* Start Given records *

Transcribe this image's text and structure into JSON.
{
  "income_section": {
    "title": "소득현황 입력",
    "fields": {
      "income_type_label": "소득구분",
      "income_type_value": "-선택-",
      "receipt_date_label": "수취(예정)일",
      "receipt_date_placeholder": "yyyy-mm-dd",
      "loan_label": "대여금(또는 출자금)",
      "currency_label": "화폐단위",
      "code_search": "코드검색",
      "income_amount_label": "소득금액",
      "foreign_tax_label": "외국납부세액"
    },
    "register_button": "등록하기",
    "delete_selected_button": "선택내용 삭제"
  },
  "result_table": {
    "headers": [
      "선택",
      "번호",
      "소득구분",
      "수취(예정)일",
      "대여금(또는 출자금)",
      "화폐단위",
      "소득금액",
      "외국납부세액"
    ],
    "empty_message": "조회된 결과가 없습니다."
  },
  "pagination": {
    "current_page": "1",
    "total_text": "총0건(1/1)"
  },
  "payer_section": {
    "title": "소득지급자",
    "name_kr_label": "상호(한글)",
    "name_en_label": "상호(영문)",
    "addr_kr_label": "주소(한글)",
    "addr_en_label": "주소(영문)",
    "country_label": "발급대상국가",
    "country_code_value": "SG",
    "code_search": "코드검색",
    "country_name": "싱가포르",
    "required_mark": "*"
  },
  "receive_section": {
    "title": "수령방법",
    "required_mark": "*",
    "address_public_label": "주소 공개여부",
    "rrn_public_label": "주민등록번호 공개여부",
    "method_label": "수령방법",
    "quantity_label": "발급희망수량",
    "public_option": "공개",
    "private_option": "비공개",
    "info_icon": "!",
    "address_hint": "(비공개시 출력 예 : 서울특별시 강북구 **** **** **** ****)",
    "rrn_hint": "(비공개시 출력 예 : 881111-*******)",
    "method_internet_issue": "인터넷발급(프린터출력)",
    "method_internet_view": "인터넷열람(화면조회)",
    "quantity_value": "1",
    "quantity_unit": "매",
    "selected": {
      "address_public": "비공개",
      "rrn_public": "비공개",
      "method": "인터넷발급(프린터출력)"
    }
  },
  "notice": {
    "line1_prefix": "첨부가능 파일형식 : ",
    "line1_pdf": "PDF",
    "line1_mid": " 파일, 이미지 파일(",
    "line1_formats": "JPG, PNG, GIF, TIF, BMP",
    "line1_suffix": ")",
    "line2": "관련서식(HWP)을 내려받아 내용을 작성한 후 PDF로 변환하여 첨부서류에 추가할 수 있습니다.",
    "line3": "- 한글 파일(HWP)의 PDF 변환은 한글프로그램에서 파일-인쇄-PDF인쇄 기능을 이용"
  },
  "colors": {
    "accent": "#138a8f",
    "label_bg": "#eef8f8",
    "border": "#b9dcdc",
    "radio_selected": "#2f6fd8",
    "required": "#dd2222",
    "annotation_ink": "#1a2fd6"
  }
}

* End Given records *

# Requirements:
Copy out each record from above, exactly.

# Finished task:
Transcribe this image's text and structure into JSON.
{
  "income_section": {
    "title": "소득현황 입력",
    "fields": {
      "income_type_label": "소득구분",
      "income_type_value": "-선택-",
      "receipt_date_label": "수취(예정)일",
      "receipt_date_placeholder": "yyyy-mm-dd",
      "loan_label": "대여금(또는 출자금)",
      "currency_label": "화폐단위",
      "code_search": "코드검색",
      "income_amount_label": "소득금액",
      "foreign_tax_label": "외국납부세액"
    },
    "register_button": "등록하기",
    "delete_selected_button": "선택내용 삭제"
  },
  "result_table": {
    "headers": [
      "선택",
      "번호",
      "소득구분",
      "수취(예정)일",
      "대여금(또는 출자금)",
      "화폐단위",
      "소득금액",
      "외국납부세액"
    ],
    "empty_message": "조회된 결과가 없습니다."
  },
  "pagination": {
    "current_page": "1",
    "total_text": "총0건(1/1)"
  },
  "payer_section": {
    "title": "소득지급자",
    "name_kr_label": "상호(한글)",
    "name_en_label": "상호(영문)",
    "addr_kr_label": "주소(한글)",
    "addr_en_label": "주소(영문)",
    "country_label": "발급대상국가",
    "country_code_value": "SG",
    "code_search": "코드검색",
    "country_name": "싱가포르",
    "required_mark": "*"
  },
  "receive_section": {
    "title": "수령방법",
    "required_mark": "*",
    "address_public_label": "주소 공개여부",
    "rrn_public_label": "주민등록번호 공개여부",
    "method_label": "수령방법",
    "quantity_label": "발급희망수량",
    "public_option": "공개",
    "private_option": "비공개",
    "info_icon": "!",
    "address_hint": "(비공개시 출력 예 : 서울특별시 강북구 **** **** **** ****)",
    "rrn_hint": "(비공개시 출력 예 : 881111-*******)",
    "method_internet_issue": "인터넷발급(프린터출력)",
    "method_internet_view": "인터넷열람(화면조회)",
    "quantity_value": "1",
    "quantity_unit": "매",
    "selected": {
      "address_public": "비공개",
      "rrn_public": "비공개",
      "method": "인터넷발급(프린터출력)"
    }
  },
  "notice": {
    "line1_prefix": "첨부가능 파일형식 : ",
    "line1_pdf": "PDF",
    "line1_mid": " 파일, 이미지 파일(",
    "line1_formats": "JPG, PNG, GIF, TIF, BMP",
    "line1_suffix": ")",
    "line2": "관련서식(HWP)을 내려받아 내용을 작성한 후 PDF로 변환하여 첨부서류에 추가할 수 있습니다.",
    "line3": "- 한글 파일(HWP)의 PDF 변환은 한글프로그램에서 파일-인쇄-PDF인쇄 기능을 이용"
  },
  "colors": {
    "accent": "#138a8f",
    "label_bg": "#eef8f8",
    "border": "#b9dcdc",
    "radio_selected": "#2f6fd8",
    "required": "#dd2222",
    "annotation_ink": "#1a2fd6"
  }
}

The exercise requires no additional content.